Items from a data source:
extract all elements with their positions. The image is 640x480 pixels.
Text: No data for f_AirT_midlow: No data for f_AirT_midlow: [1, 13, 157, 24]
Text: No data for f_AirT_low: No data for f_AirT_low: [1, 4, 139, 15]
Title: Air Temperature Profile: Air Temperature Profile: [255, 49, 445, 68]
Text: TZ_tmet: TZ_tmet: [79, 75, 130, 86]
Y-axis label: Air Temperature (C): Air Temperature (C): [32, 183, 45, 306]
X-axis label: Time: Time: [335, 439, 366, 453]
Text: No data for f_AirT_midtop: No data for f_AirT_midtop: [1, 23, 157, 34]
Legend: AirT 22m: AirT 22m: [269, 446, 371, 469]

* * *

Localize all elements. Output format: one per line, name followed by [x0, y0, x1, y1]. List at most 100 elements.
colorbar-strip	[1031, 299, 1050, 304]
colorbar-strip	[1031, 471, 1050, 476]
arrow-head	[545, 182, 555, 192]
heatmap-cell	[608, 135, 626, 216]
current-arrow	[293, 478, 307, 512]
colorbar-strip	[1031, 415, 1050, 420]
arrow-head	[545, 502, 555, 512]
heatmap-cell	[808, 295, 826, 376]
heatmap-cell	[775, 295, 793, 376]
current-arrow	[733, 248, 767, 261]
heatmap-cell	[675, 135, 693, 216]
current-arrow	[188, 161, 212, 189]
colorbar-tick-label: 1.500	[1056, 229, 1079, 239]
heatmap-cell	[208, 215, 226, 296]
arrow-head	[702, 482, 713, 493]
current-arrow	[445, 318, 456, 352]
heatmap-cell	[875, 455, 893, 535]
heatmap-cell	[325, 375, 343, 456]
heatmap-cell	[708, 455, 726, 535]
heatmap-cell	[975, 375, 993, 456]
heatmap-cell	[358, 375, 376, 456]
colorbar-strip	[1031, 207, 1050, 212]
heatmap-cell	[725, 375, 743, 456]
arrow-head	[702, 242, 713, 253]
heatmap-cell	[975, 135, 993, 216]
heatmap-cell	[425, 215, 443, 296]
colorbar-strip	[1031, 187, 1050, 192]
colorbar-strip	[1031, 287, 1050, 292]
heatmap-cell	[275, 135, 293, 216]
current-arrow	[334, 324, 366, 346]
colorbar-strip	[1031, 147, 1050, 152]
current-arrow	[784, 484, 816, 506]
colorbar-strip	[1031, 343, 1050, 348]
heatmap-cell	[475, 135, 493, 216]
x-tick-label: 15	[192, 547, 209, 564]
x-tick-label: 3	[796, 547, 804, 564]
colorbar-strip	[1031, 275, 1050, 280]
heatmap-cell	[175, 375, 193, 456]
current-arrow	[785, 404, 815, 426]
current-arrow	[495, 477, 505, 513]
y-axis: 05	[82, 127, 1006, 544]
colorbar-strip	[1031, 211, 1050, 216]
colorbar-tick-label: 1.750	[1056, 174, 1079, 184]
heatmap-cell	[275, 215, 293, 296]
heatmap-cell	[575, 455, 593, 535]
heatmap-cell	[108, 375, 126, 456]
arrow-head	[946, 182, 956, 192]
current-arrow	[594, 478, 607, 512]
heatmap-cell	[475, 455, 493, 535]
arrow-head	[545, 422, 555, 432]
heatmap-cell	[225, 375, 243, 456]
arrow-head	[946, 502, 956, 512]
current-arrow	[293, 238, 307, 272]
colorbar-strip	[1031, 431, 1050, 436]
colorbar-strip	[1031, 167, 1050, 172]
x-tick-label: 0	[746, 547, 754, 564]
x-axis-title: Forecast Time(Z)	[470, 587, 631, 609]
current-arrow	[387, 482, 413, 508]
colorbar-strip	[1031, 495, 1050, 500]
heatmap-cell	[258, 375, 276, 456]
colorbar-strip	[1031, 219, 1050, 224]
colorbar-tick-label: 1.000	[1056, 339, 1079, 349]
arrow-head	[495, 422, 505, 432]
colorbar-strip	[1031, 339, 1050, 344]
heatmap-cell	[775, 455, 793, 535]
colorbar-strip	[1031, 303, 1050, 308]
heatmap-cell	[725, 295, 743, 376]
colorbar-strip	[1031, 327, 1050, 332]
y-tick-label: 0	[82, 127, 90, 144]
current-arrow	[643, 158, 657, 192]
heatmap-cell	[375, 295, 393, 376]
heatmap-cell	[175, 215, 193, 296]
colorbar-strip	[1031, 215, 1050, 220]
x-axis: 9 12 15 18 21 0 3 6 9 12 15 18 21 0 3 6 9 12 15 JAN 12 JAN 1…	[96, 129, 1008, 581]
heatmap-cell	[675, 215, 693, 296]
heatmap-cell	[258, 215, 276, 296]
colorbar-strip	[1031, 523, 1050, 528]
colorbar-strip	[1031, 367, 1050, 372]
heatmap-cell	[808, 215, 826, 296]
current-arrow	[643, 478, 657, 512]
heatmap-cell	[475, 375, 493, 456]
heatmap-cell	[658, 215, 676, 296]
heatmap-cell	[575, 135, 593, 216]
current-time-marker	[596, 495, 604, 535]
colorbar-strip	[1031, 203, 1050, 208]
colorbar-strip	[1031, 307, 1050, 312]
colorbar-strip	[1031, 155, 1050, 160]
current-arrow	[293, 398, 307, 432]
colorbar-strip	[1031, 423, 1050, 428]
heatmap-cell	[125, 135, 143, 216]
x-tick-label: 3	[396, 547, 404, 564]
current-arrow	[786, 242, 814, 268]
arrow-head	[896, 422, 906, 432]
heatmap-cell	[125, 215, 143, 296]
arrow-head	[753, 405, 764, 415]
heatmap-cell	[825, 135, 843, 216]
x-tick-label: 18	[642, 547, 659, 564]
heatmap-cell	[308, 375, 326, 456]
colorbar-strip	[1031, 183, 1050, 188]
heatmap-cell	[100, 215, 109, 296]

==

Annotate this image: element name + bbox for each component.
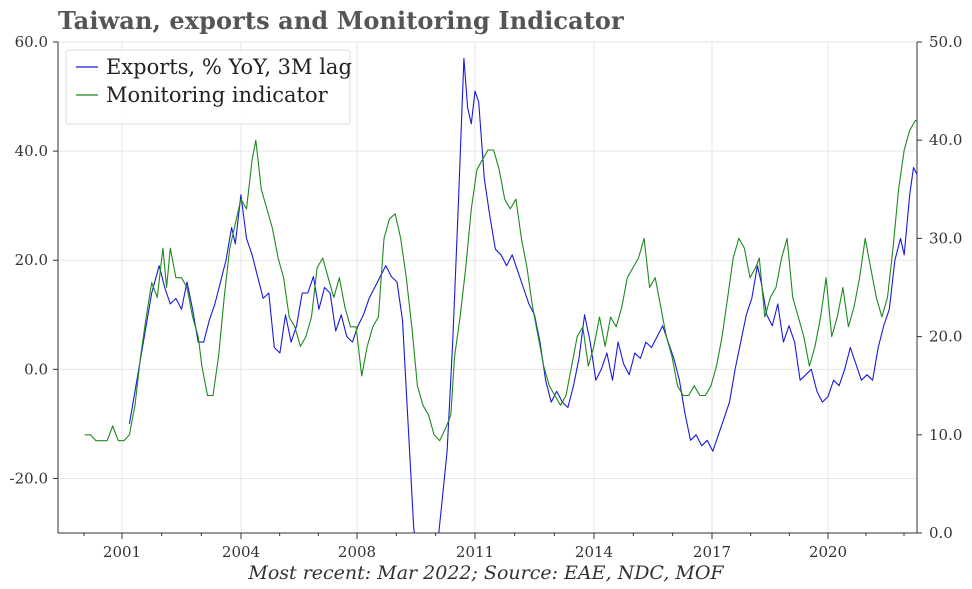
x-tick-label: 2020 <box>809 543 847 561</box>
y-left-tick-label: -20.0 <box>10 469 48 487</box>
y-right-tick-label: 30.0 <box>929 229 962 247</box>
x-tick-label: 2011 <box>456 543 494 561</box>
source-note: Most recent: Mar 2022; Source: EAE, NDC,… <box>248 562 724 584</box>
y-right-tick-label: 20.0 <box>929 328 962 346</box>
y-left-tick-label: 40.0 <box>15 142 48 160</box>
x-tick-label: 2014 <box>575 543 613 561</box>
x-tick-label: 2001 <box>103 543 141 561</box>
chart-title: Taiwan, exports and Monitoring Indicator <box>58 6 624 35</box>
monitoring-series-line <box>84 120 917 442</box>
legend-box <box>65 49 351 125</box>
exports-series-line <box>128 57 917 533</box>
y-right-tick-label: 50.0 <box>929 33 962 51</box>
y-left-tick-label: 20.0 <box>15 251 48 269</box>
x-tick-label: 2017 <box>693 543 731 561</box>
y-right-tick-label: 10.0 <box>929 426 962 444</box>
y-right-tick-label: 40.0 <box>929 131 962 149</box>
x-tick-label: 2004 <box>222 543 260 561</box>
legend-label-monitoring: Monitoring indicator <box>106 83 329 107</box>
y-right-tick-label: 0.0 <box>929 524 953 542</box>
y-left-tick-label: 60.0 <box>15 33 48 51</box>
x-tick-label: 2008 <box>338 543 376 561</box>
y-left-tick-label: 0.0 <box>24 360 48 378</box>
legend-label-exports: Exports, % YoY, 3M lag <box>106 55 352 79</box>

* [CHALLENGE] Reproduce the items above verbatim, from the line with "Localize all elements." up to and including the line with "375, 126, 456]".

* [RESPONSE BELOW]
Localize all elements. Output format: one per line, name followed by [x0, y0, x1, y1]. List at most 100 elements.
colorbar-strip	[1031, 299, 1050, 304]
colorbar-strip	[1031, 471, 1050, 476]
arrow-head	[545, 182, 555, 192]
heatmap-cell	[608, 135, 626, 216]
current-arrow	[293, 478, 307, 512]
colorbar-strip	[1031, 415, 1050, 420]
arrow-head	[545, 502, 555, 512]
heatmap-cell	[808, 295, 826, 376]
heatmap-cell	[775, 295, 793, 376]
current-arrow	[733, 248, 767, 261]
heatmap-cell	[675, 135, 693, 216]
current-arrow	[188, 161, 212, 189]
colorbar-tick-label: 1.500	[1056, 229, 1079, 239]
heatmap-cell	[208, 215, 226, 296]
arrow-head	[702, 482, 713, 493]
current-arrow	[445, 318, 456, 352]
heatmap-cell	[875, 455, 893, 535]
heatmap-cell	[325, 375, 343, 456]
heatmap-cell	[708, 455, 726, 535]
heatmap-cell	[975, 375, 993, 456]
heatmap-cell	[358, 375, 376, 456]
colorbar-strip	[1031, 207, 1050, 212]
heatmap-cell	[725, 375, 743, 456]
arrow-head	[702, 242, 713, 253]
heatmap-cell	[975, 135, 993, 216]
heatmap-cell	[425, 215, 443, 296]
colorbar-strip	[1031, 187, 1050, 192]
colorbar-strip	[1031, 287, 1050, 292]
heatmap-cell	[275, 135, 293, 216]
current-arrow	[334, 324, 366, 346]
colorbar-strip	[1031, 147, 1050, 152]
current-arrow	[784, 484, 816, 506]
colorbar-strip	[1031, 343, 1050, 348]
heatmap-cell	[475, 135, 493, 216]
x-tick-label: 15	[192, 547, 209, 564]
x-tick-label: 3	[796, 547, 804, 564]
colorbar-strip	[1031, 275, 1050, 280]
heatmap-cell	[175, 375, 193, 456]
current-arrow	[785, 404, 815, 426]
current-arrow	[495, 477, 505, 513]
y-axis: 05	[82, 127, 1006, 544]
colorbar-strip	[1031, 211, 1050, 216]
colorbar-tick-label: 1.750	[1056, 174, 1079, 184]
heatmap-cell	[275, 215, 293, 296]
heatmap-cell	[575, 455, 593, 535]
heatmap-cell	[108, 375, 126, 456]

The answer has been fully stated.